=== REQUIRED TASK ===
Skip the pictures and extract all of the lines exactly as written.

=== ENTRIES SUPPLIED ===
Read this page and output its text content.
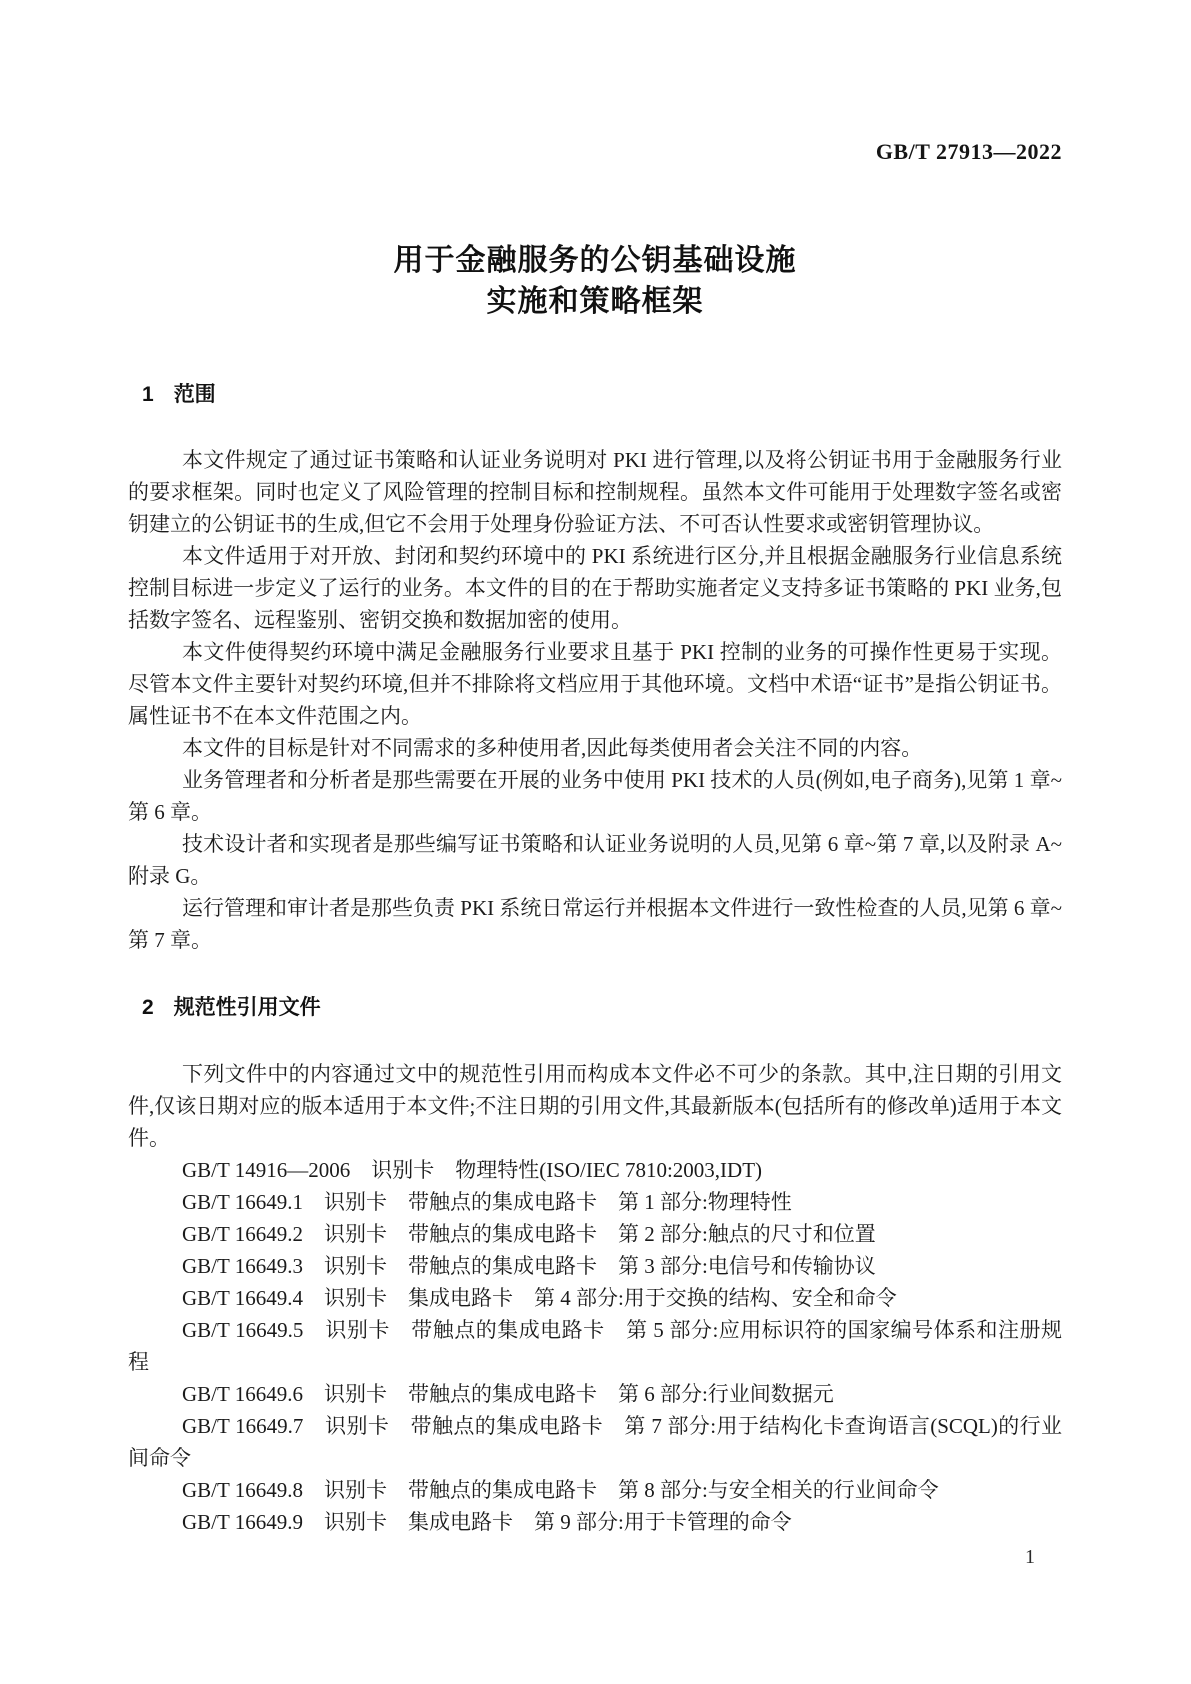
GB/T 27913—2022
用于金融服务的公钥基础设施
实施和策略框架
1 范围

本文件规定了通过证书策略和认证业务说明对 PKI 进行管理,以及将公钥证书用于金融服务行业的要求框架。同时也定义了风险管理的控制目标和控制规程。虽然本文件可能用于处理数字签名或密钥建立的公钥证书的生成,但它不会用于处理身份验证方法、不可否认性要求或密钥管理协议。

本文件适用于对开放、封闭和契约环境中的 PKI 系统进行区分,并且根据金融服务行业信息系统控制目标进一步定义了运行的业务。本文件的目的在于帮助实施者定义支持多证书策略的 PKI 业务,包括数字签名、远程鉴别、密钥交换和数据加密的使用。

本文件使得契约环境中满足金融服务行业要求且基于 PKI 控制的业务的可操作性更易于实现。尽管本文件主要针对契约环境,但并不排除将文档应用于其他环境。文档中术语“证书”是指公钥证书。属性证书不在本文件范围之内。

本文件的目标是针对不同需求的多种使用者,因此每类使用者会关注不同的内容。

业务管理者和分析者是那些需要在开展的业务中使用 PKI 技术的人员(例如,电子商务),见第 1 章~第 6 章。

技术设计者和实现者是那些编写证书策略和认证业务说明的人员,见第 6 章~第 7 章,以及附录 A~附录 G。

运行管理和审计者是那些负责 PKI 系统日常运行并根据本文件进行一致性检查的人员,见第 6 章~第 7 章。

2 规范性引用文件

下列文件中的内容通过文中的规范性引用而构成本文件必不可少的条款。其中,注日期的引用文件,仅该日期对应的版本适用于本文件;不注日期的引用文件,其最新版本(包括所有的修改单)适用于本文件。

GB/T 14916—2006　识别卡　物理特性(ISO/IEC 7810:2003,IDT)

GB/T 16649.1　识别卡　带触点的集成电路卡　第 1 部分:物理特性

GB/T 16649.2　识别卡　带触点的集成电路卡　第 2 部分:触点的尺寸和位置

GB/T 16649.3　识别卡　带触点的集成电路卡　第 3 部分:电信号和传输协议

GB/T 16649.4　识别卡　集成电路卡　第 4 部分:用于交换的结构、安全和命令

GB/T 16649.5　识别卡　带触点的集成电路卡　第 5 部分:应用标识符的国家编号体系和注册规程

GB/T 16649.6　识别卡　带触点的集成电路卡　第 6 部分:行业间数据元

GB/T 16649.7　识别卡　带触点的集成电路卡　第 7 部分:用于结构化卡查询语言(SCQL)的行业间命令

GB/T 16649.8　识别卡　带触点的集成电路卡　第 8 部分:与安全相关的行业间命令

GB/T 16649.9　识别卡　集成电路卡　第 9 部分:用于卡管理的命令

1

=== THE RESULT ===
Read this page and output its text content.
GB/T 27913—2022
用于金融服务的公钥基础设施
实施和策略框架
1 范围

本文件规定了通过证书策略和认证业务说明对 PKI 进行管理,以及将公钥证书用于金融服务行业的要求框架。同时也定义了风险管理的控制目标和控制规程。虽然本文件可能用于处理数字签名或密钥建立的公钥证书的生成,但它不会用于处理身份验证方法、不可否认性要求或密钥管理协议。

本文件适用于对开放、封闭和契约环境中的 PKI 系统进行区分,并且根据金融服务行业信息系统控制目标进一步定义了运行的业务。本文件的目的在于帮助实施者定义支持多证书策略的 PKI 业务,包括数字签名、远程鉴别、密钥交换和数据加密的使用。

本文件使得契约环境中满足金融服务行业要求且基于 PKI 控制的业务的可操作性更易于实现。尽管本文件主要针对契约环境,但并不排除将文档应用于其他环境。文档中术语“证书”是指公钥证书。属性证书不在本文件范围之内。

本文件的目标是针对不同需求的多种使用者,因此每类使用者会关注不同的内容。

业务管理者和分析者是那些需要在开展的业务中使用 PKI 技术的人员(例如,电子商务),见第 1 章~第 6 章。

技术设计者和实现者是那些编写证书策略和认证业务说明的人员,见第 6 章~第 7 章,以及附录 A~附录 G。

运行管理和审计者是那些负责 PKI 系统日常运行并根据本文件进行一致性检查的人员,见第 6 章~第 7 章。

2 规范性引用文件

下列文件中的内容通过文中的规范性引用而构成本文件必不可少的条款。其中,注日期的引用文件,仅该日期对应的版本适用于本文件;不注日期的引用文件,其最新版本(包括所有的修改单)适用于本文件。

GB/T 14916—2006　识别卡　物理特性(ISO/IEC 7810:2003,IDT)

GB/T 16649.1　识别卡　带触点的集成电路卡　第 1 部分:物理特性

GB/T 16649.2　识别卡　带触点的集成电路卡　第 2 部分:触点的尺寸和位置

GB/T 16649.3　识别卡　带触点的集成电路卡　第 3 部分:电信号和传输协议

GB/T 16649.4　识别卡　集成电路卡　第 4 部分:用于交换的结构、安全和命令

GB/T 16649.5　识别卡　带触点的集成电路卡　第 5 部分:应用标识符的国家编号体系和注册规程

GB/T 16649.6　识别卡　带触点的集成电路卡　第 6 部分:行业间数据元

GB/T 16649.7　识别卡　带触点的集成电路卡　第 7 部分:用于结构化卡查询语言(SCQL)的行业间命令

GB/T 16649.8　识别卡　带触点的集成电路卡　第 8 部分:与安全相关的行业间命令

GB/T 16649.9　识别卡　集成电路卡　第 9 部分:用于卡管理的命令

1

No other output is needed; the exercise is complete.